• Task brief
Find how many lines hold the word "Thiết". Give only the number.

• Available data
** START **

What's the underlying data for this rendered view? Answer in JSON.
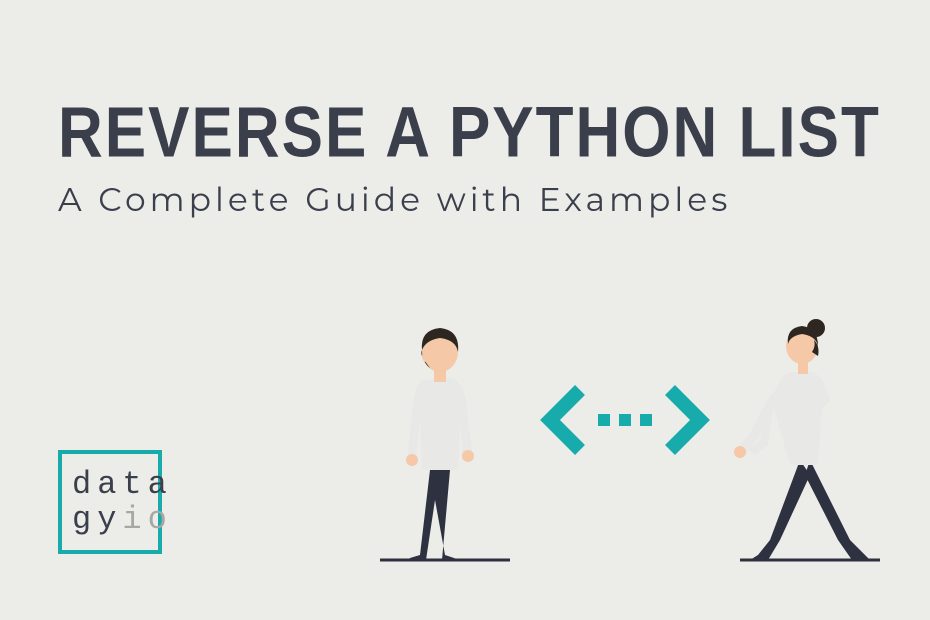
{
  "title": "REVERSE A PYTHON LIST",
  "subtitle": "A Complete Guide with Examples",
  "logo": {
    "line1": "data",
    "line2_a": "gy",
    "line2_b": "io"
  },
  "colors": {
    "accent": "#18abac",
    "text": "#3a3f4b",
    "muted": "#a7a7a3",
    "background": "#ecece9"
  }
}
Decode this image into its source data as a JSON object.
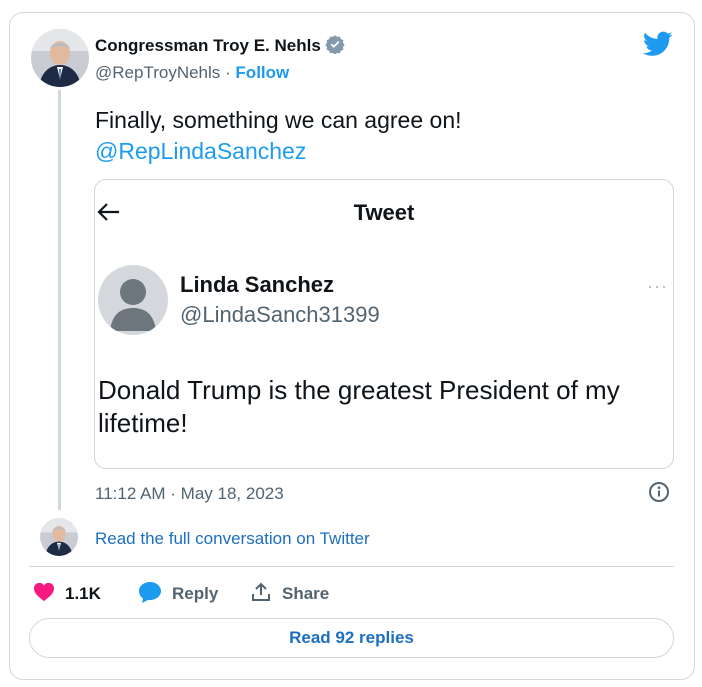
{
  "author": {
    "name": "Congressman Troy E. Nehls",
    "handle": "@RepTroyNehls",
    "separator": "·",
    "follow_label": "Follow"
  },
  "tweet": {
    "text": "Finally, something we can agree on!",
    "mention": "@RepLindaSanchez",
    "timestamp": "11:12 AM · May 18, 2023"
  },
  "quoted": {
    "header_title": "Tweet",
    "name": "Linda Sanchez",
    "handle": "@LindaSanch31399",
    "more": "···",
    "text": "Donald Trump is the greatest President of my lifetime!"
  },
  "conversation_link": "Read the full conversation on Twitter",
  "actions": {
    "likes": "1.1K",
    "reply_label": "Reply",
    "share_label": "Share"
  },
  "read_replies_label": "Read 92 replies",
  "colors": {
    "accent": "#1d9bf0",
    "heart": "#f91880",
    "border": "#cfd9de"
  },
  "icons": [
    "twitter-bird-icon",
    "verified-badge-icon",
    "back-arrow-icon",
    "info-icon",
    "heart-icon",
    "reply-icon",
    "share-icon"
  ]
}
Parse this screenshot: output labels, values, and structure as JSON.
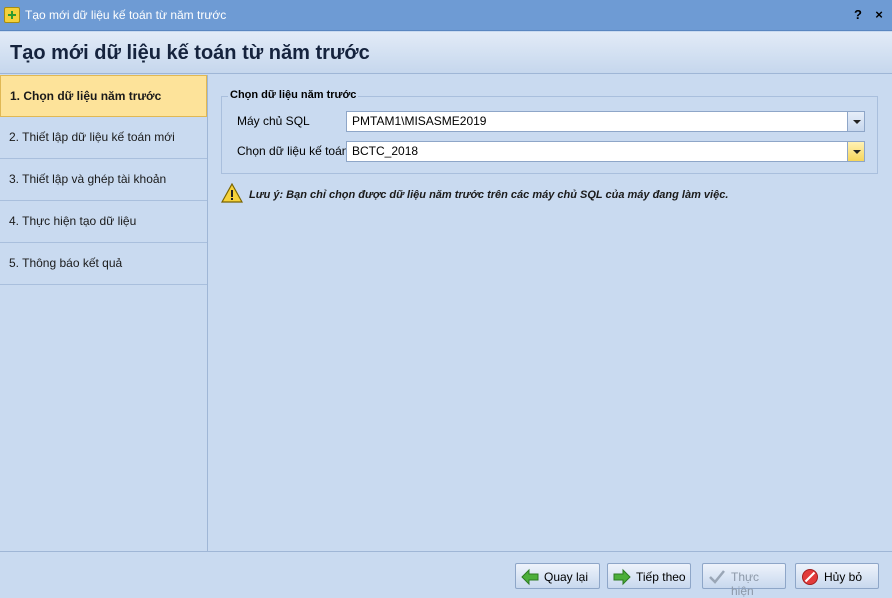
{
  "window": {
    "title": "Tạo mới dữ liệu kế toán từ năm trước",
    "help_label": "?",
    "close_label": "×"
  },
  "header": {
    "title": "Tạo mới dữ liệu kế toán từ năm trước"
  },
  "steps": [
    {
      "label": "1. Chọn dữ liệu năm trước",
      "active": true
    },
    {
      "label": "2. Thiết lập dữ liệu kế toán mới",
      "active": false
    },
    {
      "label": "3. Thiết lập và ghép tài khoản",
      "active": false
    },
    {
      "label": "4. Thực hiện tạo dữ liệu",
      "active": false
    },
    {
      "label": "5. Thông báo kết quả",
      "active": false
    }
  ],
  "group": {
    "title": "Chọn dữ liệu năm trước",
    "sql_server_label": "Máy chủ SQL",
    "sql_server_value": "PMTAM1\\MISASME2019",
    "database_label": "Chọn dữ liệu kế toán",
    "database_value": "BCTC_2018"
  },
  "note": "Lưu ý: Bạn chỉ chọn được dữ liệu năm trước trên các máy chủ SQL của máy đang làm việc.",
  "footer": {
    "back_label": "Quay lại",
    "next_label": "Tiếp theo",
    "execute_label": "Thực hiện",
    "cancel_label": "Hủy bỏ"
  },
  "colors": {
    "titlebar": "#6e9bd4",
    "panel": "#c9daf0",
    "active_step": "#fde39a"
  }
}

** END **

• Answer to this exercise
2